● **Exercise**:
The entries need to be copied exactly.
· · ·
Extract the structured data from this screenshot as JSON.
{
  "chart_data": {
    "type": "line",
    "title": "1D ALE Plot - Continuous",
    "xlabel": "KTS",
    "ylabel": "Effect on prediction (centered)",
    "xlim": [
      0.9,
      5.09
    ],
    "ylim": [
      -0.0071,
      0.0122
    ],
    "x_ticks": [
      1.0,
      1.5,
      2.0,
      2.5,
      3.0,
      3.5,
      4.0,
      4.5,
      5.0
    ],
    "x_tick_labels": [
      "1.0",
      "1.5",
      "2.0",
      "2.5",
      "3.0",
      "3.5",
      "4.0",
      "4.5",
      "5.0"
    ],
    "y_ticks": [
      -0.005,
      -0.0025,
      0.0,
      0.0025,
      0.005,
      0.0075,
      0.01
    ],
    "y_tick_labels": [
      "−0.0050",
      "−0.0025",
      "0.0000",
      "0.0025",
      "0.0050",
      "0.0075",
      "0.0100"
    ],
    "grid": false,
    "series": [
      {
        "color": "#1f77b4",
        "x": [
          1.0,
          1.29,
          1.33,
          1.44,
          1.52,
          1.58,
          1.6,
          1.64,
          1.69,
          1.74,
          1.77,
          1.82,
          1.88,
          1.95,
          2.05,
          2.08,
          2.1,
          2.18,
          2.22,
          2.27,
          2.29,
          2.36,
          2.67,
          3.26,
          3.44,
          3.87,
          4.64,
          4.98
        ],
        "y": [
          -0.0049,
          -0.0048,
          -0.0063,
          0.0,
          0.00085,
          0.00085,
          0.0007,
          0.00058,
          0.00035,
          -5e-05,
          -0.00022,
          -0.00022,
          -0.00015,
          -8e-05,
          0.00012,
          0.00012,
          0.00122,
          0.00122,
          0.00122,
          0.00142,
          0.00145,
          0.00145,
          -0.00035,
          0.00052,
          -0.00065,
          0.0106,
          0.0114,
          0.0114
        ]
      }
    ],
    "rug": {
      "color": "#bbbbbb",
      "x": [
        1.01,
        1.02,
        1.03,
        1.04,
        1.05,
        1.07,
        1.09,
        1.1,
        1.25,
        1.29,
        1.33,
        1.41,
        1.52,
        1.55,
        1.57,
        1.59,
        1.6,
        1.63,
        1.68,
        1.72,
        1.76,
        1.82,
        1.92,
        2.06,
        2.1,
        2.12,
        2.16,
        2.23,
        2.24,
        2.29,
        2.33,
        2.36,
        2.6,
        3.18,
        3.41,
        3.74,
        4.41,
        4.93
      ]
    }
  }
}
· · ·
● **The result**:
Extract the structured data from this screenshot as JSON.
{
  "chart_data": {
    "type": "line",
    "title": "1D ALE Plot - Continuous",
    "xlabel": "KTS",
    "ylabel": "Effect on prediction (centered)",
    "xlim": [
      0.9,
      5.09
    ],
    "ylim": [
      -0.0071,
      0.0122
    ],
    "x_ticks": [
      1.0,
      1.5,
      2.0,
      2.5,
      3.0,
      3.5,
      4.0,
      4.5,
      5.0
    ],
    "x_tick_labels": [
      "1.0",
      "1.5",
      "2.0",
      "2.5",
      "3.0",
      "3.5",
      "4.0",
      "4.5",
      "5.0"
    ],
    "y_ticks": [
      -0.005,
      -0.0025,
      0.0,
      0.0025,
      0.005,
      0.0075,
      0.01
    ],
    "y_tick_labels": [
      "−0.0050",
      "−0.0025",
      "0.0000",
      "0.0025",
      "0.0050",
      "0.0075",
      "0.0100"
    ],
    "grid": false,
    "series": [
      {
        "color": "#1f77b4",
        "x": [
          1.0,
          1.29,
          1.33,
          1.44,
          1.52,
          1.58,
          1.6,
          1.64,
          1.69,
          1.74,
          1.77,
          1.82,
          1.88,
          1.95,
          2.05,
          2.08,
          2.1,
          2.18,
          2.22,
          2.27,
          2.29,
          2.36,
          2.67,
          3.26,
          3.44,
          3.87,
          4.64,
          4.98
        ],
        "y": [
          -0.0049,
          -0.0048,
          -0.0063,
          0.0,
          0.00085,
          0.00085,
          0.0007,
          0.00058,
          0.00035,
          -5e-05,
          -0.00022,
          -0.00022,
          -0.00015,
          -8e-05,
          0.00012,
          0.00012,
          0.00122,
          0.00122,
          0.00122,
          0.00142,
          0.00145,
          0.00145,
          -0.00035,
          0.00052,
          -0.00065,
          0.0106,
          0.0114,
          0.0114
        ]
      }
    ],
    "rug": {
      "color": "#bbbbbb",
      "x": [
        1.01,
        1.02,
        1.03,
        1.04,
        1.05,
        1.07,
        1.09,
        1.1,
        1.25,
        1.29,
        1.33,
        1.41,
        1.52,
        1.55,
        1.57,
        1.59,
        1.6,
        1.63,
        1.68,
        1.72,
        1.76,
        1.82,
        1.92,
        2.06,
        2.1,
        2.12,
        2.16,
        2.23,
        2.24,
        2.29,
        2.33,
        2.36,
        2.6,
        3.18,
        3.41,
        3.74,
        4.41,
        4.93
      ]
    }
  }
}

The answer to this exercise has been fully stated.